WHAT YOU SHOULD DO
Search the material for the string "minutes" and copy each line where it occurs.

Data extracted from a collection
☆ ☆ ☆ ☆ ☆ ☆ ☆

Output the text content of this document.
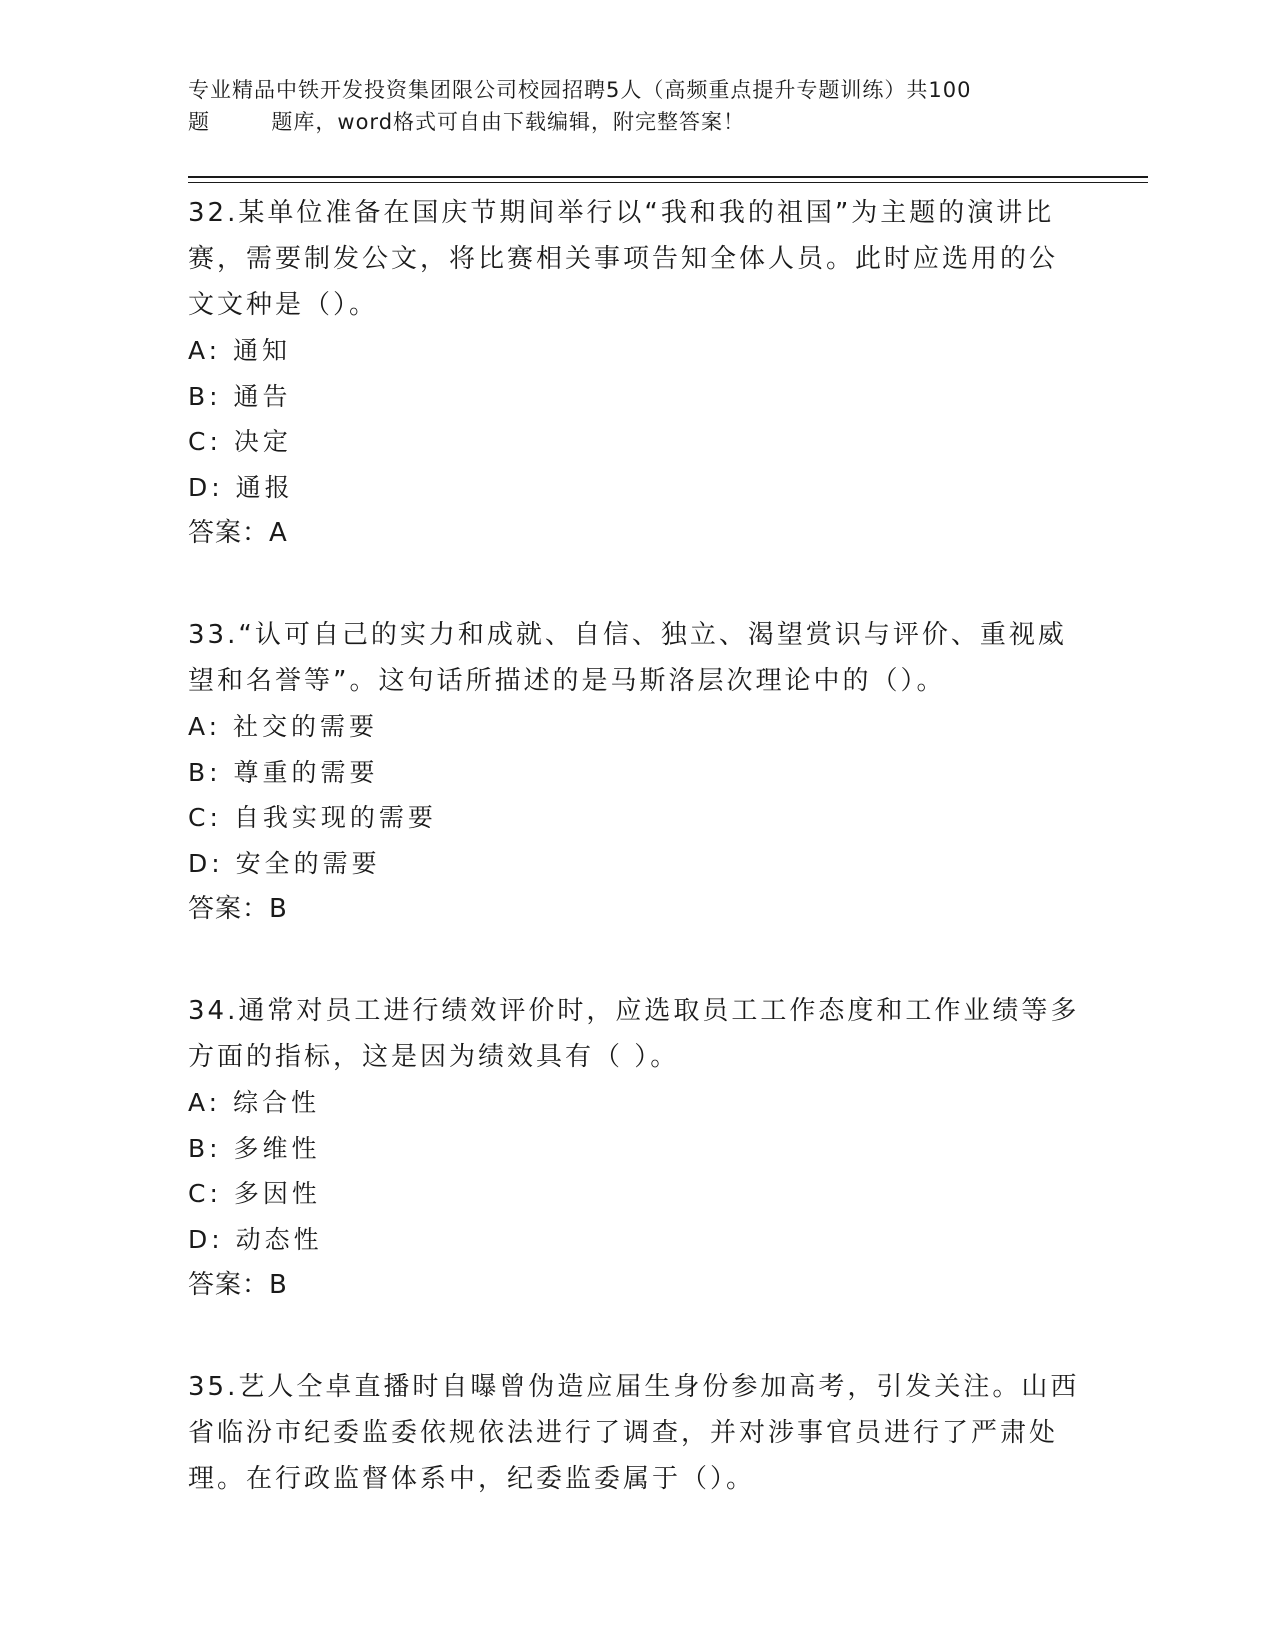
专业精品中铁开发投资集团限公司校园招聘5人（高频重点提升专题训练）共100
题        题库，word格式可自由下载编辑，附完整答案！
32.某单位准备在国庆节期间举行以“我和我的祖国”为主题的演讲比
赛，需要制发公文，将比赛相关事项告知全体人员。此时应选用的公
文文种是（）。
A: 通知
B: 通告
C: 决定
D: 通报
答案：A
33.“认可自己的实力和成就、自信、独立、渴望赏识与评价、重视威
望和名誉等”。这句话所描述的是马斯洛层次理论中的（）。
A: 社交的需要
B: 尊重的需要
C: 自我实现的需要
D: 安全的需要
答案：B
34.通常对员工进行绩效评价时，应选取员工工作态度和工作业绩等多
方面的指标，这是因为绩效具有（ ）。
A: 综合性
B: 多维性
C: 多因性
D: 动态性
答案：B
35.艺人仝卓直播时自曝曾伪造应届生身份参加高考，引发关注。山西
省临汾市纪委监委依规依法进行了调查，并对涉事官员进行了严肃处
理。在行政监督体系中，纪委监委属于（）。
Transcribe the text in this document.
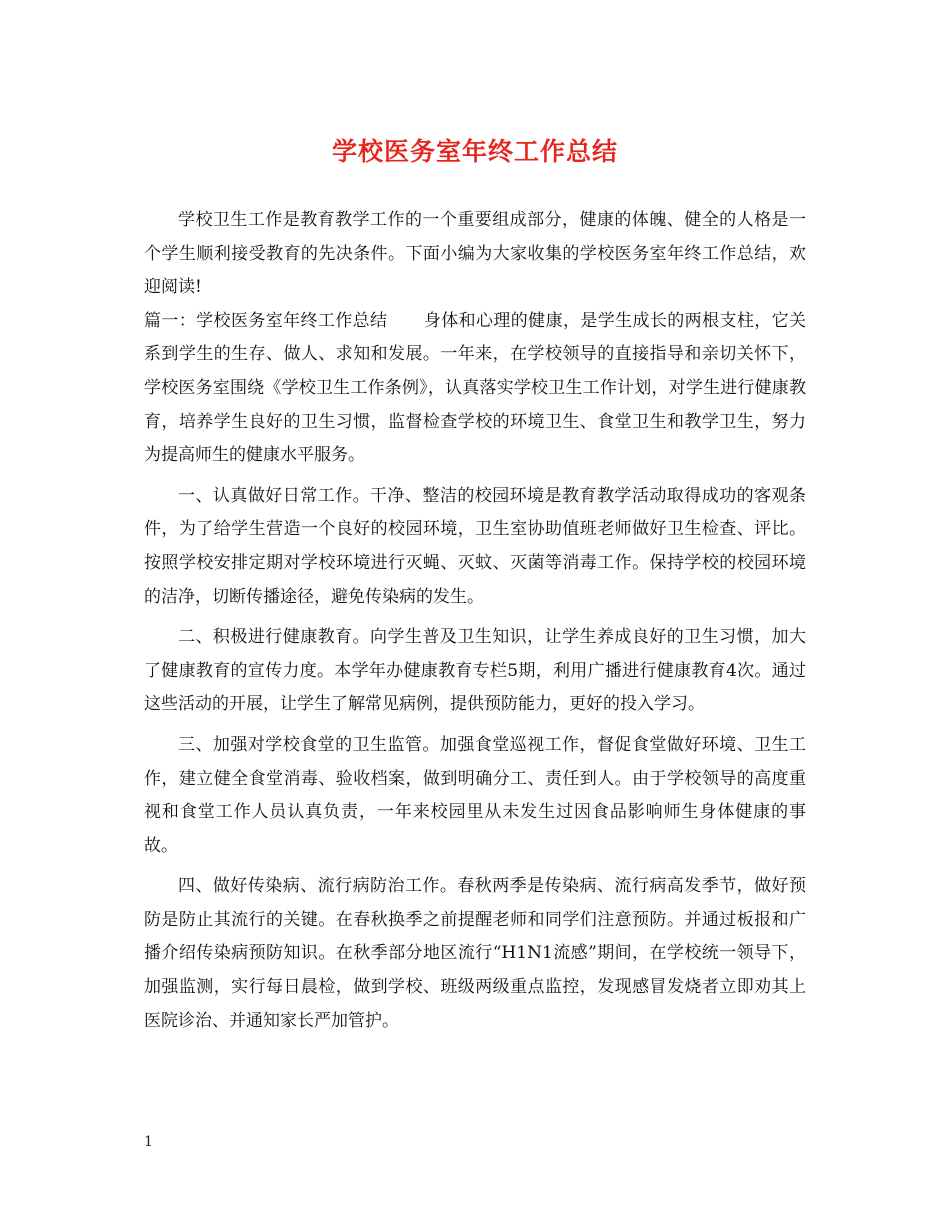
学校医务室年终工作总结

学校卫生工作是教育教学工作的一个重要组成部分，健康的体魄、健全的人格是一个学生顺利接受教育的先决条件。下面小编为大家收集的学校医务室年终工作总结，欢迎阅读!

篇一：学校医务室年终工作总结 身体和心理的健康，是学生成长的两根支柱，它关系到学生的生存、做人、求知和发展。一年来，在学校领导的直接指导和亲切关怀下，学校医务室围绕《学校卫生工作条例》，认真落实学校卫生工作计划，对学生进行健康教育，培养学生良好的卫生习惯，监督检查学校的环境卫生、食堂卫生和教学卫生，努力为提高师生的健康水平服务。

一、认真做好日常工作。干净、整洁的校园环境是教育教学活动取得成功的客观条件，为了给学生营造一个良好的校园环境，卫生室协助值班老师做好卫生检查、评比。按照学校安排定期对学校环境进行灭蝇、灭蚊、灭菌等消毒工作。保持学校的校园环境的洁净，切断传播途径，避免传染病的发生。

二、积极进行健康教育。向学生普及卫生知识，让学生养成良好的卫生习惯，加大了健康教育的宣传力度。本学年办健康教育专栏5期，利用广播进行健康教育4次。通过这些活动的开展，让学生了解常见病例，提供预防能力，更好的投入学习。

三、加强对学校食堂的卫生监管。加强食堂巡视工作，督促食堂做好环境、卫生工作，建立健全食堂消毒、验收档案，做到明确分工、责任到人。由于学校领导的高度重视和食堂工作人员认真负责，一年来校园里从未发生过因食品影响师生身体健康的事故。

四、做好传染病、流行病防治工作。春秋两季是传染病、流行病高发季节，做好预防是防止其流行的关键。在春秋换季之前提醒老师和同学们注意预防。并通过板报和广播介绍传染病预防知识。在秋季部分地区流行“H1N1流感”期间，在学校统一领导下，加强监测，实行每日晨检，做到学校、班级两级重点监控，发现感冒发烧者立即劝其上医院诊治、并通知家长严加管护。

1
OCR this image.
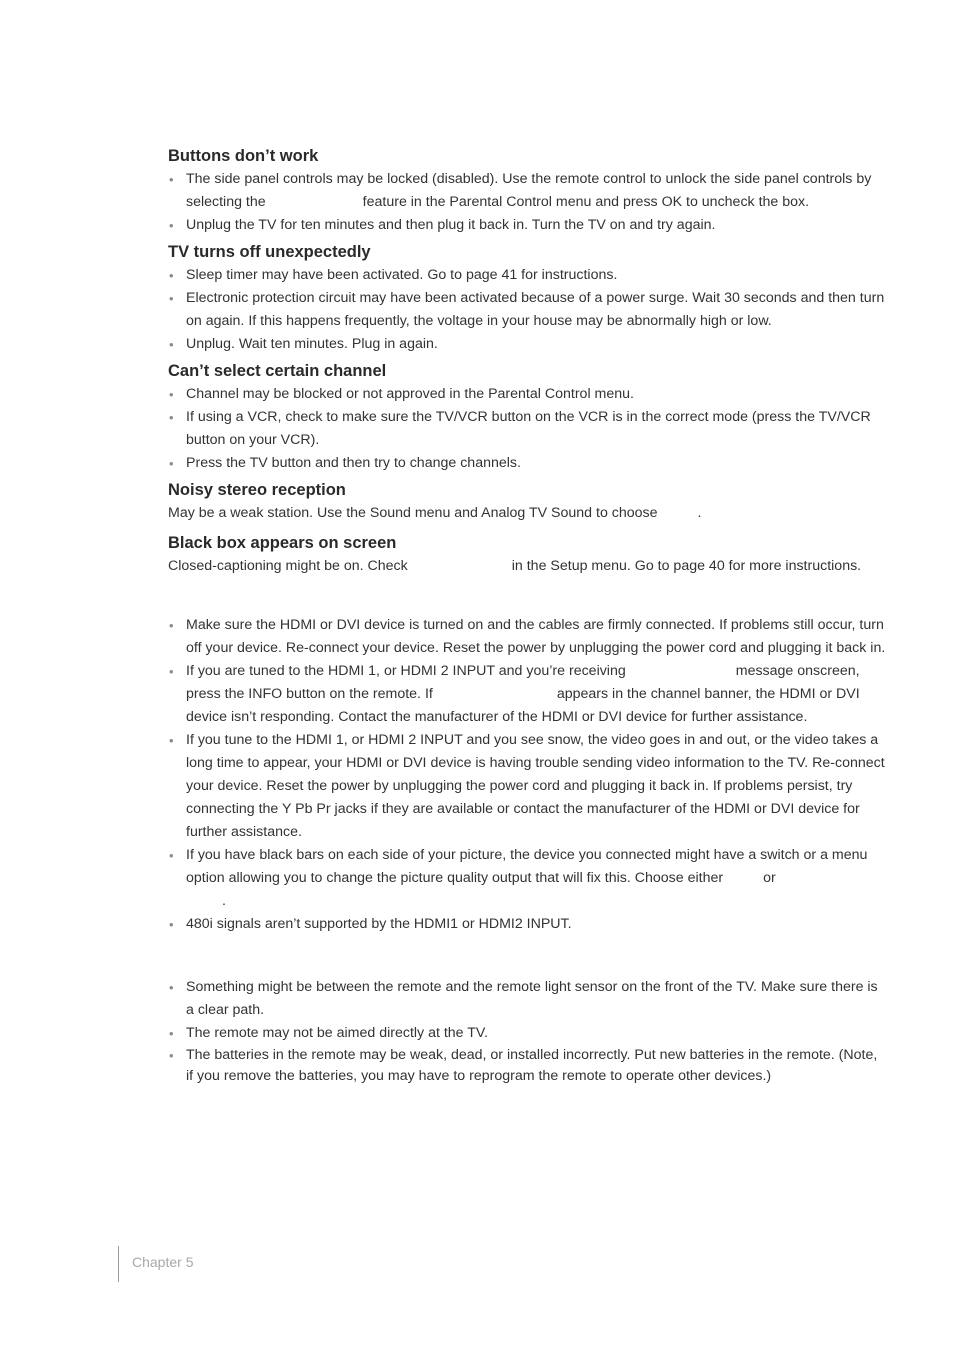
Buttons don’t work
• The side panel controls may be locked (disabled). Use the remote control to unlock the side panel controls by selecting the	feature in the Parental Control menu and press OK to uncheck the box.
• Unplug the TV for ten minutes and then plug it back in. Turn the TV on and try again.
TV turns off unexpectedly
• Sleep timer may have been activated. Go to page 41 for instructions.
• Electronic protection circuit may have been activated because of a power surge. Wait 30 seconds and then turn on again. If this happens frequently, the voltage in your house may be abnormally high or low.
• Unplug. Wait ten minutes. Plug in again.
Can’t select certain channel
• Channel may be blocked or not approved in the Parental Control menu.
• If using a VCR, check to make sure the TV/VCR button on the VCR is in the correct mode (press the TV/VCR button on your VCR).
• Press the TV button and then try to change channels.
Noisy stereo reception

May be a weak station. Use the Sound menu and Analog TV Sound to choose	.

Black box appears on screen

Closed-captioning might be on. Check	in the Setup menu. Go to page 40 for more instructions.

• Make sure the HDMI or DVI device is turned on and the cables are firmly connected. If problems still occur, turn off your device. Re-connect your device. Reset the power by unplugging the power cord and plugging it back in.
• If you are tuned to the HDMI 1, or HDMI 2 INPUT and you’re receiving	message onscreen, press the INFO button on the remote. If	appears in the channel banner, the HDMI or DVI device isn’t responding. Contact the manufacturer of the HDMI or DVI device for further assistance.
• If you tune to the HDMI 1, or HDMI 2 INPUT and you see snow, the video goes in and out, or the video takes a long time to appear, your HDMI or DVI device is having trouble sending video information to the TV. Re-connect your device. Reset the power by unplugging the power cord and plugging it back in. If problems persist, try connecting the Y Pb Pr jacks if they are available or contact the manufacturer of the HDMI or DVI device for further assistance.
• If you have black bars on each side of your picture, the device you connected might have a switch or a menu option allowing you to change the picture quality output that will fix this. Choose either	or
.
• 480i signals aren’t supported by the HDMI1 or HDMI2 INPUT.
• Something might be between the remote and the remote light sensor on the front of the TV. Make sure there is a clear path.
• The remote may not be aimed directly at the TV.
• The batteries in the remote may be weak, dead, or installed incorrectly. Put new batteries in the remote. (Note, if you remove the batteries, you may have to reprogram the remote to operate other devices.)
Chapter 5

☆ ☆ ☆ ☆ ☆ ☆ ☆

EXERCISE RESPONSE
• Unplug the TV for ten minutes and then plug it back in. Turn the TV on and try again.
• Unplug. Wait ten minutes. Plug in again.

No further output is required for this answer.